Brief
Your task is to print every entry below exactly as given.

Provided data
----------
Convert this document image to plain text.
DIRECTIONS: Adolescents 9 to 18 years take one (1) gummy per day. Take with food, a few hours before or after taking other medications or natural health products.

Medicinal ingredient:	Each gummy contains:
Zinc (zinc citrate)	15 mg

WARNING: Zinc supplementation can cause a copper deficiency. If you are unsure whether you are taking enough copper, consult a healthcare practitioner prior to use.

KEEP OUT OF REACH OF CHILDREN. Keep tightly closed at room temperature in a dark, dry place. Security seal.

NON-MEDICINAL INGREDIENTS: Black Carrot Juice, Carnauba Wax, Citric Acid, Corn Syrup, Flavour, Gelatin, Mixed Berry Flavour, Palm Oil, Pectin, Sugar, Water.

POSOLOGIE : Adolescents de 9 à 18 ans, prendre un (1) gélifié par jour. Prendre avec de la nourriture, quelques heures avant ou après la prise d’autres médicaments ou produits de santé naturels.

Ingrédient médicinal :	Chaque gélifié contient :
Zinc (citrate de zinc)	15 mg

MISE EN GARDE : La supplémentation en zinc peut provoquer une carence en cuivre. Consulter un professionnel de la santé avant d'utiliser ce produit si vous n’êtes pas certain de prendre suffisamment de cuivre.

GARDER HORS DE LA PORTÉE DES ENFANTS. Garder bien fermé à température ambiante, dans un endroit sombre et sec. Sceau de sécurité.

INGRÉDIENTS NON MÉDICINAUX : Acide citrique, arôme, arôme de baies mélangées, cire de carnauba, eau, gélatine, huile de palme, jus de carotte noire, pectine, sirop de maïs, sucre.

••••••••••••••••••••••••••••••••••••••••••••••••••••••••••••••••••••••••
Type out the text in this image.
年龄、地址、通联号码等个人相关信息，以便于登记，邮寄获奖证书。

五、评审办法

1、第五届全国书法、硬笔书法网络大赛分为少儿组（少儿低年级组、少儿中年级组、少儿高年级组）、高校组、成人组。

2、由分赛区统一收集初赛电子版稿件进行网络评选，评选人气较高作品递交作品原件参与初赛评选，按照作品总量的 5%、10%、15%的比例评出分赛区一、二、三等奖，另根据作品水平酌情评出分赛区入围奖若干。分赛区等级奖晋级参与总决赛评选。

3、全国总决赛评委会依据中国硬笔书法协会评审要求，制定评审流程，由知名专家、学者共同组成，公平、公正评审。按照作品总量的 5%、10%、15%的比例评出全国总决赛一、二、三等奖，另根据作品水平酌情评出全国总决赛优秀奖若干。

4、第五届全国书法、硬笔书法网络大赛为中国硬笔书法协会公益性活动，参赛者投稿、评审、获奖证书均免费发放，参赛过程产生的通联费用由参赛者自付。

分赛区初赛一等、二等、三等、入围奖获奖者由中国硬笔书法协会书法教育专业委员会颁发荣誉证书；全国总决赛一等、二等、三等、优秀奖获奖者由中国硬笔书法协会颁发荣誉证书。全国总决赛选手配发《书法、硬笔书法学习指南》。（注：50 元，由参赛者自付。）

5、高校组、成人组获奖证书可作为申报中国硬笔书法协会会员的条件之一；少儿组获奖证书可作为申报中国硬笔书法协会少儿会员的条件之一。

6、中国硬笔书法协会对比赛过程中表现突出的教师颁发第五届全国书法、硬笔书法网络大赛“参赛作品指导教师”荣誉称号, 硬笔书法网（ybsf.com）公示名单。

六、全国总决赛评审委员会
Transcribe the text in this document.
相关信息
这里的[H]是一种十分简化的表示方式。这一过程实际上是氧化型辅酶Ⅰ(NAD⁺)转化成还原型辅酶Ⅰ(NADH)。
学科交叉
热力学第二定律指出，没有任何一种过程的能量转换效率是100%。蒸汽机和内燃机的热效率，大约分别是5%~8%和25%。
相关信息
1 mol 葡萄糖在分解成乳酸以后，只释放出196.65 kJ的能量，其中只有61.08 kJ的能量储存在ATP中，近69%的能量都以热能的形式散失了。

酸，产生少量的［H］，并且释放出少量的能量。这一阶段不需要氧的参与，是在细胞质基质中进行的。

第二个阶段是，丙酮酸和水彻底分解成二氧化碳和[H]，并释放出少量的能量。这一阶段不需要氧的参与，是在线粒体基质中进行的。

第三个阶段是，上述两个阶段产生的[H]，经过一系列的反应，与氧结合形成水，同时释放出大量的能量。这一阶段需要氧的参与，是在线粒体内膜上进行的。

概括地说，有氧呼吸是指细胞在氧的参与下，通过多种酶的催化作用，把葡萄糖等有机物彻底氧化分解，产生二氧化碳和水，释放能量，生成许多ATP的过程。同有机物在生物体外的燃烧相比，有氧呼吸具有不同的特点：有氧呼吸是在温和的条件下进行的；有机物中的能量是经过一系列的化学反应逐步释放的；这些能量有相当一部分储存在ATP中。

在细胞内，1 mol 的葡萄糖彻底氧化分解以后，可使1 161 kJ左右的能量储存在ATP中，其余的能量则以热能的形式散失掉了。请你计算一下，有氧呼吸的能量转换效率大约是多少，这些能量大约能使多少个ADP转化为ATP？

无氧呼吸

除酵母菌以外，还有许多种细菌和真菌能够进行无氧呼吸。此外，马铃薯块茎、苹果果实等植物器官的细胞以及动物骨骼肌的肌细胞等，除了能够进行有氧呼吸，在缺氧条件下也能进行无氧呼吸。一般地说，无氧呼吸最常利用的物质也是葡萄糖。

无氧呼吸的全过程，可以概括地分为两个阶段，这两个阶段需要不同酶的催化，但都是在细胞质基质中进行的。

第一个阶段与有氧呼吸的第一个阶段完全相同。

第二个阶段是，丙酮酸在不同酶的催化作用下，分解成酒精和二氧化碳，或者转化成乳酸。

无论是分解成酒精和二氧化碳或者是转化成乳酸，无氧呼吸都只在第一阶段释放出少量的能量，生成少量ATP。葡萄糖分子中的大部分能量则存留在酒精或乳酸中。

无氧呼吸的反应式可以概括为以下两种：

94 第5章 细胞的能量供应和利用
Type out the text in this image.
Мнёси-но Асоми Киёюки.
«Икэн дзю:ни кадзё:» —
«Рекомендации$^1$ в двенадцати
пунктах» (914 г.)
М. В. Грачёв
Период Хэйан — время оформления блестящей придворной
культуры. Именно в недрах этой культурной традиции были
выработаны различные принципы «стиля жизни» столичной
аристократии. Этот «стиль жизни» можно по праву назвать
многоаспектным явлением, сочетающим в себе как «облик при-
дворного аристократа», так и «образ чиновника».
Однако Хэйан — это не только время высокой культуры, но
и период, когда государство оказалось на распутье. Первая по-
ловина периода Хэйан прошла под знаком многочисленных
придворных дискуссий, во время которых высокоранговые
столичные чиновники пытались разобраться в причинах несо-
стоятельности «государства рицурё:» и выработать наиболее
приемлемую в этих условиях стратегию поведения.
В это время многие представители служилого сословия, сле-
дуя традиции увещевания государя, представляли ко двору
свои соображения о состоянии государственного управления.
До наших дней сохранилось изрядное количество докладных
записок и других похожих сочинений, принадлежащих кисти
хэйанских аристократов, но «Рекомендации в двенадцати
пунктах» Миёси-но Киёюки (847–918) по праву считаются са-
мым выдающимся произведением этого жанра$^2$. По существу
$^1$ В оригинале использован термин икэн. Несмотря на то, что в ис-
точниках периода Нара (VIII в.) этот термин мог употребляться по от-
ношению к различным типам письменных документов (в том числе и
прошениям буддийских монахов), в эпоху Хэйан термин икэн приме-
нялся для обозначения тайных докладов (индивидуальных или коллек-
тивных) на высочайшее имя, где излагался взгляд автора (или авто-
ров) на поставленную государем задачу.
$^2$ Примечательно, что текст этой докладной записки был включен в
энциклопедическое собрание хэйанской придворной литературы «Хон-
----------
Answer to this task
Convert this document image to plain text.
DIRECTIONS: Adolescents 9 to 18 years take one (1) gummy per day. Take with food, a few hours before or after taking other medications or natural health products.

Medicinal ingredient:	Each gummy contains:
Zinc (zinc citrate)	15 mg

WARNING: Zinc supplementation can cause a copper deficiency. If you are unsure whether you are taking enough copper, consult a healthcare practitioner prior to use.

KEEP OUT OF REACH OF CHILDREN. Keep tightly closed at room temperature in a dark, dry place. Security seal.

NON-MEDICINAL INGREDIENTS: Black Carrot Juice, Carnauba Wax, Citric Acid, Corn Syrup, Flavour, Gelatin, Mixed Berry Flavour, Palm Oil, Pectin, Sugar, Water.

POSOLOGIE : Adolescents de 9 à 18 ans, prendre un (1) gélifié par jour. Prendre avec de la nourriture, quelques heures avant ou après la prise d’autres médicaments ou produits de santé naturels.

Ingrédient médicinal :	Chaque gélifié contient :
Zinc (citrate de zinc)	15 mg

MISE EN GARDE : La supplémentation en zinc peut provoquer une carence en cuivre. Consulter un professionnel de la santé avant d'utiliser ce produit si vous n’êtes pas certain de prendre suffisamment de cuivre.

GARDER HORS DE LA PORTÉE DES ENFANTS. Garder bien fermé à température ambiante, dans un endroit sombre et sec. Sceau de sécurité.

INGRÉDIENTS NON MÉDICINAUX : Acide citrique, arôme, arôme de baies mélangées, cire de carnauba, eau, gélatine, huile de palme, jus de carotte noire, pectine, sirop de maïs, sucre.

••••••••••••••••••••••••••••••••••••••••••••••••••••••••••••••••••••••••
Type out the text in this image.
年龄、地址、通联号码等个人相关信息，以便于登记，邮寄获奖证书。

五、评审办法

1、第五届全国书法、硬笔书法网络大赛分为少儿组（少儿低年级组、少儿中年级组、少儿高年级组）、高校组、成人组。

2、由分赛区统一收集初赛电子版稿件进行网络评选，评选人气较高作品递交作品原件参与初赛评选，按照作品总量的 5%、10%、15%的比例评出分赛区一、二、三等奖，另根据作品水平酌情评出分赛区入围奖若干。分赛区等级奖晋级参与总决赛评选。

3、全国总决赛评委会依据中国硬笔书法协会评审要求，制定评审流程，由知名专家、学者共同组成，公平、公正评审。按照作品总量的 5%、10%、15%的比例评出全国总决赛一、二、三等奖，另根据作品水平酌情评出全国总决赛优秀奖若干。

4、第五届全国书法、硬笔书法网络大赛为中国硬笔书法协会公益性活动，参赛者投稿、评审、获奖证书均免费发放，参赛过程产生的通联费用由参赛者自付。

分赛区初赛一等、二等、三等、入围奖获奖者由中国硬笔书法协会书法教育专业委员会颁发荣誉证书；全国总决赛一等、二等、三等、优秀奖获奖者由中国硬笔书法协会颁发荣誉证书。全国总决赛选手配发《书法、硬笔书法学习指南》。（注：50 元，由参赛者自付。）

5、高校组、成人组获奖证书可作为申报中国硬笔书法协会会员的条件之一；少儿组获奖证书可作为申报中国硬笔书法协会少儿会员的条件之一。

6、中国硬笔书法协会对比赛过程中表现突出的教师颁发第五届全国书法、硬笔书法网络大赛“参赛作品指导教师”荣誉称号, 硬笔书法网（ybsf.com）公示名单。

六、全国总决赛评审委员会
Transcribe the text in this document.
相关信息
这里的[H]是一种十分简化的表示方式。这一过程实际上是氧化型辅酶Ⅰ(NAD⁺)转化成还原型辅酶Ⅰ(NADH)。
学科交叉
热力学第二定律指出，没有任何一种过程的能量转换效率是100%。蒸汽机和内燃机的热效率，大约分别是5%~8%和25%。
相关信息
1 mol 葡萄糖在分解成乳酸以后，只释放出196.65 kJ的能量，其中只有61.08 kJ的能量储存在ATP中，近69%的能量都以热能的形式散失了。

酸，产生少量的［H］，并且释放出少量的能量。这一阶段不需要氧的参与，是在细胞质基质中进行的。

第二个阶段是，丙酮酸和水彻底分解成二氧化碳和[H]，并释放出少量的能量。这一阶段不需要氧的参与，是在线粒体基质中进行的。

第三个阶段是，上述两个阶段产生的[H]，经过一系列的反应，与氧结合形成水，同时释放出大量的能量。这一阶段需要氧的参与，是在线粒体内膜上进行的。

概括地说，有氧呼吸是指细胞在氧的参与下，通过多种酶的催化作用，把葡萄糖等有机物彻底氧化分解，产生二氧化碳和水，释放能量，生成许多ATP的过程。同有机物在生物体外的燃烧相比，有氧呼吸具有不同的特点：有氧呼吸是在温和的条件下进行的；有机物中的能量是经过一系列的化学反应逐步释放的；这些能量有相当一部分储存在ATP中。

在细胞内，1 mol 的葡萄糖彻底氧化分解以后，可使1 161 kJ左右的能量储存在ATP中，其余的能量则以热能的形式散失掉了。请你计算一下，有氧呼吸的能量转换效率大约是多少，这些能量大约能使多少个ADP转化为ATP？

无氧呼吸

除酵母菌以外，还有许多种细菌和真菌能够进行无氧呼吸。此外，马铃薯块茎、苹果果实等植物器官的细胞以及动物骨骼肌的肌细胞等，除了能够进行有氧呼吸，在缺氧条件下也能进行无氧呼吸。一般地说，无氧呼吸最常利用的物质也是葡萄糖。

无氧呼吸的全过程，可以概括地分为两个阶段，这两个阶段需要不同酶的催化，但都是在细胞质基质中进行的。

第一个阶段与有氧呼吸的第一个阶段完全相同。

第二个阶段是，丙酮酸在不同酶的催化作用下，分解成酒精和二氧化碳，或者转化成乳酸。

无论是分解成酒精和二氧化碳或者是转化成乳酸，无氧呼吸都只在第一阶段释放出少量的能量，生成少量ATP。葡萄糖分子中的大部分能量则存留在酒精或乳酸中。

无氧呼吸的反应式可以概括为以下两种：

94 第5章 细胞的能量供应和利用
Type out the text in this image.
Мнёси-но Асоми Киёюки.
«Икэн дзю:ни кадзё:» —
«Рекомендации$^1$ в двенадцати
пунктах» (914 г.)
М. В. Грачёв
Период Хэйан — время оформления блестящей придворной
культуры. Именно в недрах этой культурной традиции были
выработаны различные принципы «стиля жизни» столичной
аристократии. Этот «стиль жизни» можно по праву назвать
многоаспектным явлением, сочетающим в себе как «облик при-
дворного аристократа», так и «образ чиновника».
Однако Хэйан — это не только время высокой культуры, но
и период, когда государство оказалось на распутье. Первая по-
ловина периода Хэйан прошла под знаком многочисленных
придворных дискуссий, во время которых высокоранговые
столичные чиновники пытались разобраться в причинах несо-
стоятельности «государства рицурё:» и выработать наиболее
приемлемую в этих условиях стратегию поведения.
В это время многие представители служилого сословия, сле-
дуя традиции увещевания государя, представляли ко двору
свои соображения о состоянии государственного управления.
До наших дней сохранилось изрядное количество докладных
записок и других похожих сочинений, принадлежащих кисти
хэйанских аристократов, но «Рекомендации в двенадцати
пунктах» Миёси-но Киёюки (847–918) по праву считаются са-
мым выдающимся произведением этого жанра$^2$. По существу
$^1$ В оригинале использован термин икэн. Несмотря на то, что в ис-
точниках периода Нара (VIII в.) этот термин мог употребляться по от-
ношению к различным типам письменных документов (в том числе и
прошениям буддийских монахов), в эпоху Хэйан термин икэн приме-
нялся для обозначения тайных докладов (индивидуальных или коллек-
тивных) на высочайшее имя, где излагался взгляд автора (или авто-
ров) на поставленную государем задачу.
$^2$ Примечательно, что текст этой докладной записки был включен в
энциклопедическое собрание хэйанской придворной литературы «Хон-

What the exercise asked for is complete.